• **Short task**
What follows is a listing; give it again exactly, in its entirety.

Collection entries
>>>
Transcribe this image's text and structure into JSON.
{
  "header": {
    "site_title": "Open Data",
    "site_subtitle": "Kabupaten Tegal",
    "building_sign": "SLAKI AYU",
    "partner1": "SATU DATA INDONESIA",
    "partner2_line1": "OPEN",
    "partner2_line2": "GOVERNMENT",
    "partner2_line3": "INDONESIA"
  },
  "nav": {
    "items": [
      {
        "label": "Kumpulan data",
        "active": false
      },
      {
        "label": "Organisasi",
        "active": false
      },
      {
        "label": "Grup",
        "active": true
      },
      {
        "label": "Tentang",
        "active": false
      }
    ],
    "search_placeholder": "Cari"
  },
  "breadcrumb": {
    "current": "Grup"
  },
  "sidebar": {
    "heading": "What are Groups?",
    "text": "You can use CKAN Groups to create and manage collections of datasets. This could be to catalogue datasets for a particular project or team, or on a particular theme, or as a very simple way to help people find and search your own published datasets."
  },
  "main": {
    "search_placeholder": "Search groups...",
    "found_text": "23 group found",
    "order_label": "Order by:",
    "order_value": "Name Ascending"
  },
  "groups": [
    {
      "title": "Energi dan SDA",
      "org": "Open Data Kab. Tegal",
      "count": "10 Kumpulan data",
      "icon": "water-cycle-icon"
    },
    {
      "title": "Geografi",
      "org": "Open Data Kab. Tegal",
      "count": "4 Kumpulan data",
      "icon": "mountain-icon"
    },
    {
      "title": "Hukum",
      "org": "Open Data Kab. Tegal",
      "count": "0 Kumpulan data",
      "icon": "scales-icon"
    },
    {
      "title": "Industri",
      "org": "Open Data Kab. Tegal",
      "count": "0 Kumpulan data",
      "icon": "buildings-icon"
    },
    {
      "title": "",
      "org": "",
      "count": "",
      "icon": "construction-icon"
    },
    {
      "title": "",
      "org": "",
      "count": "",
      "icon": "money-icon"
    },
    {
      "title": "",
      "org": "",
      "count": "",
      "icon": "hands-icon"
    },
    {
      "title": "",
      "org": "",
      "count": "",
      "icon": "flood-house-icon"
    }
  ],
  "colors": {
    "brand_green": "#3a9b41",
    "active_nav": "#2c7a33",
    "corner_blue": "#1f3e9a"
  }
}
<<<
• **Written response**
Transcribe this image's text and structure into JSON.
{
  "header": {
    "site_title": "Open Data",
    "site_subtitle": "Kabupaten Tegal",
    "building_sign": "SLAKI AYU",
    "partner1": "SATU DATA INDONESIA",
    "partner2_line1": "OPEN",
    "partner2_line2": "GOVERNMENT",
    "partner2_line3": "INDONESIA"
  },
  "nav": {
    "items": [
      {
        "label": "Kumpulan data",
        "active": false
      },
      {
        "label": "Organisasi",
        "active": false
      },
      {
        "label": "Grup",
        "active": true
      },
      {
        "label": "Tentang",
        "active": false
      }
    ],
    "search_placeholder": "Cari"
  },
  "breadcrumb": {
    "current": "Grup"
  },
  "sidebar": {
    "heading": "What are Groups?",
    "text": "You can use CKAN Groups to create and manage collections of datasets. This could be to catalogue datasets for a particular project or team, or on a particular theme, or as a very simple way to help people find and search your own published datasets."
  },
  "main": {
    "search_placeholder": "Search groups...",
    "found_text": "23 group found",
    "order_label": "Order by:",
    "order_value": "Name Ascending"
  },
  "groups": [
    {
      "title": "Energi dan SDA",
      "org": "Open Data Kab. Tegal",
      "count": "10 Kumpulan data",
      "icon": "water-cycle-icon"
    },
    {
      "title": "Geografi",
      "org": "Open Data Kab. Tegal",
      "count": "4 Kumpulan data",
      "icon": "mountain-icon"
    },
    {
      "title": "Hukum",
      "org": "Open Data Kab. Tegal",
      "count": "0 Kumpulan data",
      "icon": "scales-icon"
    },
    {
      "title": "Industri",
      "org": "Open Data Kab. Tegal",
      "count": "0 Kumpulan data",
      "icon": "buildings-icon"
    },
    {
      "title": "",
      "org": "",
      "count": "",
      "icon": "construction-icon"
    },
    {
      "title": "",
      "org": "",
      "count": "",
      "icon": "money-icon"
    },
    {
      "title": "",
      "org": "",
      "count": "",
      "icon": "hands-icon"
    },
    {
      "title": "",
      "org": "",
      "count": "",
      "icon": "flood-house-icon"
    }
  ],
  "colors": {
    "brand_green": "#3a9b41",
    "active_nav": "#2c7a33",
    "corner_blue": "#1f3e9a"
  }
}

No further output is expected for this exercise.